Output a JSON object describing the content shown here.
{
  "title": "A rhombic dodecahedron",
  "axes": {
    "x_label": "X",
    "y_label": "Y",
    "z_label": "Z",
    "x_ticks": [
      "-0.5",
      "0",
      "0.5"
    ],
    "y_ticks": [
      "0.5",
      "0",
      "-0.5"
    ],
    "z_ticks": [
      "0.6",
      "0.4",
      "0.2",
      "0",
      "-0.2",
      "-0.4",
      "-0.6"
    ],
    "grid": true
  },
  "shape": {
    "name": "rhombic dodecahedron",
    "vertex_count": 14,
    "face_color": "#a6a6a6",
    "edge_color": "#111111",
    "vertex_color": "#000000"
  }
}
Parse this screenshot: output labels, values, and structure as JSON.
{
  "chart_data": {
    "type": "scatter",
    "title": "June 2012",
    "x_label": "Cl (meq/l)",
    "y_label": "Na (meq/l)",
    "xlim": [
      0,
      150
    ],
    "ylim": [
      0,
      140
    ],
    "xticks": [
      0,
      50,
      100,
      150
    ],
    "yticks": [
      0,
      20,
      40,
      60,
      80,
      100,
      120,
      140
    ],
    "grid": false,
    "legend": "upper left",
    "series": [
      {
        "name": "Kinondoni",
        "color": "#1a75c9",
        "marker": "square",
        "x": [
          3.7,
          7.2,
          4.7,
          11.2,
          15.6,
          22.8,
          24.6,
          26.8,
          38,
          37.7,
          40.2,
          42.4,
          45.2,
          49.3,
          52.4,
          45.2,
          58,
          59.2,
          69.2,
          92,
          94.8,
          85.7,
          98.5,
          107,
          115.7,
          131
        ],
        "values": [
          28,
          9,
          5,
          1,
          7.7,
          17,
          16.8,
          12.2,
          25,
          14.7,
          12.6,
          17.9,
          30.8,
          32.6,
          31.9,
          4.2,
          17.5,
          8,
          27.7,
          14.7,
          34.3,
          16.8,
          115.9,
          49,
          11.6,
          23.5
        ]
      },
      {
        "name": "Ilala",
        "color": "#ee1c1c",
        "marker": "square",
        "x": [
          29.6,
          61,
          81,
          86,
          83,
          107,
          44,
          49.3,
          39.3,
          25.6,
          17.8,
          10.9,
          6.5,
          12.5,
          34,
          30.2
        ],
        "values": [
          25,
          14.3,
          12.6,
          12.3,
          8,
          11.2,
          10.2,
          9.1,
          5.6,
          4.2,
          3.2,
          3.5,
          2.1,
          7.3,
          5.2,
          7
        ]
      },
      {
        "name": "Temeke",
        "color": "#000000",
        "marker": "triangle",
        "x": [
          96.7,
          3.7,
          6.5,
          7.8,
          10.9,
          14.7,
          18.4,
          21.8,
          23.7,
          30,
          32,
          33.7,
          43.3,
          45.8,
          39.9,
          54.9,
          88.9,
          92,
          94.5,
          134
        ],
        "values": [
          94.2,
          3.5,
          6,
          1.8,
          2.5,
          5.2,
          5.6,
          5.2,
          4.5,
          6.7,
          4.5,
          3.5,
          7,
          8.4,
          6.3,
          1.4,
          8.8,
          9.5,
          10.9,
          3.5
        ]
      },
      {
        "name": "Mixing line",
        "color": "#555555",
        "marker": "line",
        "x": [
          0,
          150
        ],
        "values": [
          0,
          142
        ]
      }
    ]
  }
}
+++++
Work required —
Make an exact copy of every line in the data.

Correct output —
Output a JSON object describing the content shown here.
{
  "title": "A rhombic dodecahedron",
  "axes": {
    "x_label": "X",
    "y_label": "Y",
    "z_label": "Z",
    "x_ticks": [
      "-0.5",
      "0",
      "0.5"
    ],
    "y_ticks": [
      "0.5",
      "0",
      "-0.5"
    ],
    "z_ticks": [
      "0.6",
      "0.4",
      "0.2",
      "0",
      "-0.2",
      "-0.4",
      "-0.6"
    ],
    "grid": true
  },
  "shape": {
    "name": "rhombic dodecahedron",
    "vertex_count": 14,
    "face_color": "#a6a6a6",
    "edge_color": "#111111",
    "vertex_color": "#000000"
  }
}
Parse this screenshot: output labels, values, and structure as JSON.
{
  "chart_data": {
    "type": "scatter",
    "title": "June 2012",
    "x_label": "Cl (meq/l)",
    "y_label": "Na (meq/l)",
    "xlim": [
      0,
      150
    ],
    "ylim": [
      0,
      140
    ],
    "xticks": [
      0,
      50,
      100,
      150
    ],
    "yticks": [
      0,
      20,
      40,
      60,
      80,
      100,
      120,
      140
    ],
    "grid": false,
    "legend": "upper left",
    "series": [
      {
        "name": "Kinondoni",
        "color": "#1a75c9",
        "marker": "square",
        "x": [
          3.7,
          7.2,
          4.7,
          11.2,
          15.6,
          22.8,
          24.6,
          26.8,
          38,
          37.7,
          40.2,
          42.4,
          45.2,
          49.3,
          52.4,
          45.2,
          58,
          59.2,
          69.2,
          92,
          94.8,
          85.7,
          98.5,
          107,
          115.7,
          131
        ],
        "values": [
          28,
          9,
          5,
          1,
          7.7,
          17,
          16.8,
          12.2,
          25,
          14.7,
          12.6,
          17.9,
          30.8,
          32.6,
          31.9,
          4.2,
          17.5,
          8,
          27.7,
          14.7,
          34.3,
          16.8,
          115.9,
          49,
          11.6,
          23.5
        ]
      },
      {
        "name": "Ilala",
        "color": "#ee1c1c",
        "marker": "square",
        "x": [
          29.6,
          61,
          81,
          86,
          83,
          107,
          44,
          49.3,
          39.3,
          25.6,
          17.8,
          10.9,
          6.5,
          12.5,
          34,
          30.2
        ],
        "values": [
          25,
          14.3,
          12.6,
          12.3,
          8,
          11.2,
          10.2,
          9.1,
          5.6,
          4.2,
          3.2,
          3.5,
          2.1,
          7.3,
          5.2,
          7
        ]
      },
      {
        "name": "Temeke",
        "color": "#000000",
        "marker": "triangle",
        "x": [
          96.7,
          3.7,
          6.5,
          7.8,
          10.9,
          14.7,
          18.4,
          21.8,
          23.7,
          30,
          32,
          33.7,
          43.3,
          45.8,
          39.9,
          54.9,
          88.9,
          92,
          94.5,
          134
        ],
        "values": [
          94.2,
          3.5,
          6,
          1.8,
          2.5,
          5.2,
          5.6,
          5.2,
          4.5,
          6.7,
          4.5,
          3.5,
          7,
          8.4,
          6.3,
          1.4,
          8.8,
          9.5,
          10.9,
          3.5
        ]
      },
      {
        "name": "Mixing line",
        "color": "#555555",
        "marker": "line",
        "x": [
          0,
          150
        ],
        "values": [
          0,
          142
        ]
      }
    ]
  }
}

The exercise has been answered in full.